[BEGIN]
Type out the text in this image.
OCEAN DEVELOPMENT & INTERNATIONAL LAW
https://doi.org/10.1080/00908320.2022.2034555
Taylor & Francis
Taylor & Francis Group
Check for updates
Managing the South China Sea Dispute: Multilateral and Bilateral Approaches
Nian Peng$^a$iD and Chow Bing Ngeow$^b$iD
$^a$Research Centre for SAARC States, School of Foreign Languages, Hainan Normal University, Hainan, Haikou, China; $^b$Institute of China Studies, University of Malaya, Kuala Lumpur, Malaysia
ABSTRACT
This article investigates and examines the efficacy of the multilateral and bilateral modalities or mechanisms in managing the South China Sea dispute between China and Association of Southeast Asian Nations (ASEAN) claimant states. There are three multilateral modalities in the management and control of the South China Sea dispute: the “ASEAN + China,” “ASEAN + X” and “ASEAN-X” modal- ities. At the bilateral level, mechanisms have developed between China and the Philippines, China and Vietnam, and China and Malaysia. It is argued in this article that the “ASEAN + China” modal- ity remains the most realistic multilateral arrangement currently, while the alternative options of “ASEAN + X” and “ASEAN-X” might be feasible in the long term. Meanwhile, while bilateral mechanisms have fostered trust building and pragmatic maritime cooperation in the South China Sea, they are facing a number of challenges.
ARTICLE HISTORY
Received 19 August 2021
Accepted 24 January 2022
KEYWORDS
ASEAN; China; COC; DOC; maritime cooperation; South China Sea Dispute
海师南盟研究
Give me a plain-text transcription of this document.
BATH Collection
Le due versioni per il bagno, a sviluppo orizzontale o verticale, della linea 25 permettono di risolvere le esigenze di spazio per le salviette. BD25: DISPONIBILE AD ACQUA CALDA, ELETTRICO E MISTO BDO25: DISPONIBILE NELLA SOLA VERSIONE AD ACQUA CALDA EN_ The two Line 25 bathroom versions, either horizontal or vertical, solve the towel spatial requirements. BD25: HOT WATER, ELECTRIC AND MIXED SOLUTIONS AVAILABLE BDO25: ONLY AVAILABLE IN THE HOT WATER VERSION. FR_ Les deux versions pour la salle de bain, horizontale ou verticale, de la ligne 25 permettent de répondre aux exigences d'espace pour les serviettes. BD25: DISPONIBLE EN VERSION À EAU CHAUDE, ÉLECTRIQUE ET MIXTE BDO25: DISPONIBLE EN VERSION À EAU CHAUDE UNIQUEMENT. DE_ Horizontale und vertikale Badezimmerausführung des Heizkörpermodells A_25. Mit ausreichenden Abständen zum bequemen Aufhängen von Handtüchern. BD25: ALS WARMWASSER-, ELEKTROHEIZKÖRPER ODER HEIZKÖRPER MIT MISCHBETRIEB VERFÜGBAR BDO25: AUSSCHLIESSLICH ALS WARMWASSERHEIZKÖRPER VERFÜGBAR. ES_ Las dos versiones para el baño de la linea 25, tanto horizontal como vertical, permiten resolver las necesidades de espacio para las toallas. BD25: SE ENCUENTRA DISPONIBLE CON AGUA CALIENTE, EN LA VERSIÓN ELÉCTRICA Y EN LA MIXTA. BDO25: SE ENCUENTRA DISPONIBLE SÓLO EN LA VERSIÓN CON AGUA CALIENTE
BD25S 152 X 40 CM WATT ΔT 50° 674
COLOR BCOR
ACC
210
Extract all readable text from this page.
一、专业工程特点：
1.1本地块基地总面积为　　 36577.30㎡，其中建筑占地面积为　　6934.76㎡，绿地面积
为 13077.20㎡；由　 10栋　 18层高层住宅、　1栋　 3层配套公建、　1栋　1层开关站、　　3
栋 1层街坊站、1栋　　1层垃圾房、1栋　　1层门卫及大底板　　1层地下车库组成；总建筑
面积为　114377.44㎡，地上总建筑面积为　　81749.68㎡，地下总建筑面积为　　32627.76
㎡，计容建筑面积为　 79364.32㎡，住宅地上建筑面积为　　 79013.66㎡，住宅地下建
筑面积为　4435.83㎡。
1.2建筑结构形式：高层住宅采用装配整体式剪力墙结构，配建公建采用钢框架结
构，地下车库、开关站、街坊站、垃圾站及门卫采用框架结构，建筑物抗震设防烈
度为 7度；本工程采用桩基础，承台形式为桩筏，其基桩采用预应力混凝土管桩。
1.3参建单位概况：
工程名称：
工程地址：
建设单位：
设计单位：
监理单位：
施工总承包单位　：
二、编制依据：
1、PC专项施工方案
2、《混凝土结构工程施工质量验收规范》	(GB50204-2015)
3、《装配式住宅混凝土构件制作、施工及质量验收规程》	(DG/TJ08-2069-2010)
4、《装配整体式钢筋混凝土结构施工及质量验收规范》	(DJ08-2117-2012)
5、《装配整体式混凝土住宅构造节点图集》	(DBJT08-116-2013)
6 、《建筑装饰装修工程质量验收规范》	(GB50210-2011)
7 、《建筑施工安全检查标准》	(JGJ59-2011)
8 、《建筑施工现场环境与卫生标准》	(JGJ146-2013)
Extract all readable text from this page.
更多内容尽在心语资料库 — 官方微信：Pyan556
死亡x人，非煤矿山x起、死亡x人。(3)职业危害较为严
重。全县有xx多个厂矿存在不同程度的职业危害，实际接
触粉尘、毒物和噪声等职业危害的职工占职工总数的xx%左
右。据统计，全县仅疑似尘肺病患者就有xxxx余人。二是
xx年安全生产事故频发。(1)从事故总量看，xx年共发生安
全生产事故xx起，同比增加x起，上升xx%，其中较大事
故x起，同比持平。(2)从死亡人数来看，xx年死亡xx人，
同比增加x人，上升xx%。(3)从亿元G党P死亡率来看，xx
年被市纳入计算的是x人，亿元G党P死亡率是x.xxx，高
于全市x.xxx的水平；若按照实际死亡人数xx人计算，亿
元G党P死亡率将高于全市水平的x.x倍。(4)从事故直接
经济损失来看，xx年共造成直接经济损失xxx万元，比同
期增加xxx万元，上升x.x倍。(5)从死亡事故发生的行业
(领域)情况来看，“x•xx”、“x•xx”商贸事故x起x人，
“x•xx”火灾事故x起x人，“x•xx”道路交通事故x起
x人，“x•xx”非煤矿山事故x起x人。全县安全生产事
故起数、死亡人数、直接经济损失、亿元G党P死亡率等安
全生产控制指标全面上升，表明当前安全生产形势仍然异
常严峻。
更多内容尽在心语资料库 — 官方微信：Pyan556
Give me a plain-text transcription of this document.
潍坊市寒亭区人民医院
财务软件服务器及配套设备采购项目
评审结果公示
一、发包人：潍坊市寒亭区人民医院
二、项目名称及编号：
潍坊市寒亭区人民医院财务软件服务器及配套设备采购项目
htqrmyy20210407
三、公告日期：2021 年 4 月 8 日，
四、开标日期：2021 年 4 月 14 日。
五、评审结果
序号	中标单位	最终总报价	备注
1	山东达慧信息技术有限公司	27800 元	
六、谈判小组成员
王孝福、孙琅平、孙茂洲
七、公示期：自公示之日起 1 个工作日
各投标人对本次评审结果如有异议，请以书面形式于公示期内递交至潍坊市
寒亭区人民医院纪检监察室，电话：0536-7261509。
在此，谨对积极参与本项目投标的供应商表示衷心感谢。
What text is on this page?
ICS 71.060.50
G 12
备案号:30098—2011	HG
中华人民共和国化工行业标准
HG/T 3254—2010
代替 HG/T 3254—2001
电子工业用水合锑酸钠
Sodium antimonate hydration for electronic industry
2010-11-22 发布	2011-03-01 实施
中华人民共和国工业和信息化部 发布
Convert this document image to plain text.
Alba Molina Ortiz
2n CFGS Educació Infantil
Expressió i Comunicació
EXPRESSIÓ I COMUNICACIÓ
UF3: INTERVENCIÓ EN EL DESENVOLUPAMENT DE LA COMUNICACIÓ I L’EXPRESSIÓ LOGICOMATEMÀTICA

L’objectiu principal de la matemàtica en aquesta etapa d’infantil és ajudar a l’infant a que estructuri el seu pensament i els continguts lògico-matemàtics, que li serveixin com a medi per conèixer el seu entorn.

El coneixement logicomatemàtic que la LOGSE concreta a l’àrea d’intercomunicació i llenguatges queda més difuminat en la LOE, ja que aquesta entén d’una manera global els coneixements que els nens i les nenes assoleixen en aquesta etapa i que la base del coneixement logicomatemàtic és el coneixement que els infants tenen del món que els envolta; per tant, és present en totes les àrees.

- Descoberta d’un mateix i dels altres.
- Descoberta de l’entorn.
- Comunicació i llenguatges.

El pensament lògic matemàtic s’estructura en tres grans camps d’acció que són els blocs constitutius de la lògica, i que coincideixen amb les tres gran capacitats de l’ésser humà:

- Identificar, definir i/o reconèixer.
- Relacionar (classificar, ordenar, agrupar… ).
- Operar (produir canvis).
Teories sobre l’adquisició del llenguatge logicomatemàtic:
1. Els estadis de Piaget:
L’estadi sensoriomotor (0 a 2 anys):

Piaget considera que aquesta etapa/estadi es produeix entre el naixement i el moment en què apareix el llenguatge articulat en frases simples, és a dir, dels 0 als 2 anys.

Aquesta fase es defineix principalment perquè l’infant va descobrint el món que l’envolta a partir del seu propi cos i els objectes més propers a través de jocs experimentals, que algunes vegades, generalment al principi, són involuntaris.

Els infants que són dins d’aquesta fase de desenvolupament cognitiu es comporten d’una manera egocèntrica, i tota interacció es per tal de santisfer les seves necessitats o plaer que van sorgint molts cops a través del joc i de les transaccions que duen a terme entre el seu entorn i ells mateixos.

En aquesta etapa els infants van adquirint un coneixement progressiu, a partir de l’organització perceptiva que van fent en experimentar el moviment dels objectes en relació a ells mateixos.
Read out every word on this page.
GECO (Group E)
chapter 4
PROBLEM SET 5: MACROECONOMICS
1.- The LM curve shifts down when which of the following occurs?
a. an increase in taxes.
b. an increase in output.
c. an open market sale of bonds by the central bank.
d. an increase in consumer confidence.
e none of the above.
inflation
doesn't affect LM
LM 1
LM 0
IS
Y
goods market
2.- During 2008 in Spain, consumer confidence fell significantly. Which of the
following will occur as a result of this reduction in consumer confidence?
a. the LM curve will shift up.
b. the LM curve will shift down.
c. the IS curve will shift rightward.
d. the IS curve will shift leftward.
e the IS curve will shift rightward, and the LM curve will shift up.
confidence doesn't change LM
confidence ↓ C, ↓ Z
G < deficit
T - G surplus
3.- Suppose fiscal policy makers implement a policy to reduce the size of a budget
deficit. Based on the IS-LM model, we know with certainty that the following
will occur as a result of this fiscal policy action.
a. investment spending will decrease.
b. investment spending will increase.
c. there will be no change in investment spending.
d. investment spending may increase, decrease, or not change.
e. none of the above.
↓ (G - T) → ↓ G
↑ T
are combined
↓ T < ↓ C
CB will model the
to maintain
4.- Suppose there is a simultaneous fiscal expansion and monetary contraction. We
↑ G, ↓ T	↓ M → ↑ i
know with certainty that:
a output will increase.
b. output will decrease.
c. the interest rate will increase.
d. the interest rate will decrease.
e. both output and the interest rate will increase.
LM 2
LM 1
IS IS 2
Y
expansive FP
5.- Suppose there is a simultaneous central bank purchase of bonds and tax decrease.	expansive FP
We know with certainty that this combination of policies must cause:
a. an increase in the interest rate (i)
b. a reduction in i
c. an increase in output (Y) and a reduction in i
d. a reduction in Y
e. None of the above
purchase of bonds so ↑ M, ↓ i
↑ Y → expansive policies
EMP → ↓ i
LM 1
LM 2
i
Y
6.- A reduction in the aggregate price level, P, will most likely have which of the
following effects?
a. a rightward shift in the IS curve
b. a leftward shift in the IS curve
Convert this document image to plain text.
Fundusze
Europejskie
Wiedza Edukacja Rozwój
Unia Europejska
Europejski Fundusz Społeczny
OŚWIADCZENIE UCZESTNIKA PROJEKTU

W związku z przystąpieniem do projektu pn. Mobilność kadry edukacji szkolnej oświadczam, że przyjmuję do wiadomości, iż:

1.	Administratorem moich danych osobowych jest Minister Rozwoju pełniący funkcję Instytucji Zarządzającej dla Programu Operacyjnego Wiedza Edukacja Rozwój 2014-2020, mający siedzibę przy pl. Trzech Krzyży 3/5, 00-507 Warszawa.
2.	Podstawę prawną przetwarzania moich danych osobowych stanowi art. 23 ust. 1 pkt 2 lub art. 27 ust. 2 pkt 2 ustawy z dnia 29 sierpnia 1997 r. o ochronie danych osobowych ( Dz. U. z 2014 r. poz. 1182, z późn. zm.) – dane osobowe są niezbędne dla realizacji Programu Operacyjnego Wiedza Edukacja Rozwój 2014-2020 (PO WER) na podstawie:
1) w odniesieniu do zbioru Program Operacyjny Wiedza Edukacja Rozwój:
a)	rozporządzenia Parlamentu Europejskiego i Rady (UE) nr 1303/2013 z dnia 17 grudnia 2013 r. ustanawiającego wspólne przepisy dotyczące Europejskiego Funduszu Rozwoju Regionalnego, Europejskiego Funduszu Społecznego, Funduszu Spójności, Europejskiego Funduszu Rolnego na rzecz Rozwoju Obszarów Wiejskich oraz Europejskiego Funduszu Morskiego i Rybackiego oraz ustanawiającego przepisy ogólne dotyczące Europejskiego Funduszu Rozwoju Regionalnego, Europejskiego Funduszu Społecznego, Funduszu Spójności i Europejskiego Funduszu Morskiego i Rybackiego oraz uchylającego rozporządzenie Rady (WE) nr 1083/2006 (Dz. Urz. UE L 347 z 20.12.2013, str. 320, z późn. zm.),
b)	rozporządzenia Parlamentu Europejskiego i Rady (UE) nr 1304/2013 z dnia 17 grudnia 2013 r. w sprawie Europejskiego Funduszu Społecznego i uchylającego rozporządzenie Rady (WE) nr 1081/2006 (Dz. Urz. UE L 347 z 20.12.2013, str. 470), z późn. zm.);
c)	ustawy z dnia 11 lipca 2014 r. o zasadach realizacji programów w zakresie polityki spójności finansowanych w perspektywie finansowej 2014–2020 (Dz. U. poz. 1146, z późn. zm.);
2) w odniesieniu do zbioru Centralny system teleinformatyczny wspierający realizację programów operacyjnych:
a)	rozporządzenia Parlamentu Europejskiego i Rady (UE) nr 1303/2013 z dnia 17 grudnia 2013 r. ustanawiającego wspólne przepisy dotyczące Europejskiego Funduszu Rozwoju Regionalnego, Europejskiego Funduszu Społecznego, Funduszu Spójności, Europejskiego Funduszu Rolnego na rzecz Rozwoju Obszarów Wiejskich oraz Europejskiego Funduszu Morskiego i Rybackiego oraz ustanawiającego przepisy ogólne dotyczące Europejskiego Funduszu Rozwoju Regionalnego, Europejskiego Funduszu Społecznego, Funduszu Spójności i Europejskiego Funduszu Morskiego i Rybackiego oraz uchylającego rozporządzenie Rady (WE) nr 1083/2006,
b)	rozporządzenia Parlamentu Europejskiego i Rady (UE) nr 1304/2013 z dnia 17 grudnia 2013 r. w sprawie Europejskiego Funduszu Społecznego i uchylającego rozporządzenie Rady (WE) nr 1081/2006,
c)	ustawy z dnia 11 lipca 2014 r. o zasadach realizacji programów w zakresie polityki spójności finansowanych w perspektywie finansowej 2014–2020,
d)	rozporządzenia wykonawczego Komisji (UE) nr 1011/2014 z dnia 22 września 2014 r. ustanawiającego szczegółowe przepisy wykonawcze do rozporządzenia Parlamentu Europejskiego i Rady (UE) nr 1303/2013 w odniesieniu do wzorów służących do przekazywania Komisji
[END]
▶ Requirement: Look over the listing above. Pick out and copy every line that includes "market".

▶ Exercise output:
c. an open market sale of bonds by the central bank.
goods market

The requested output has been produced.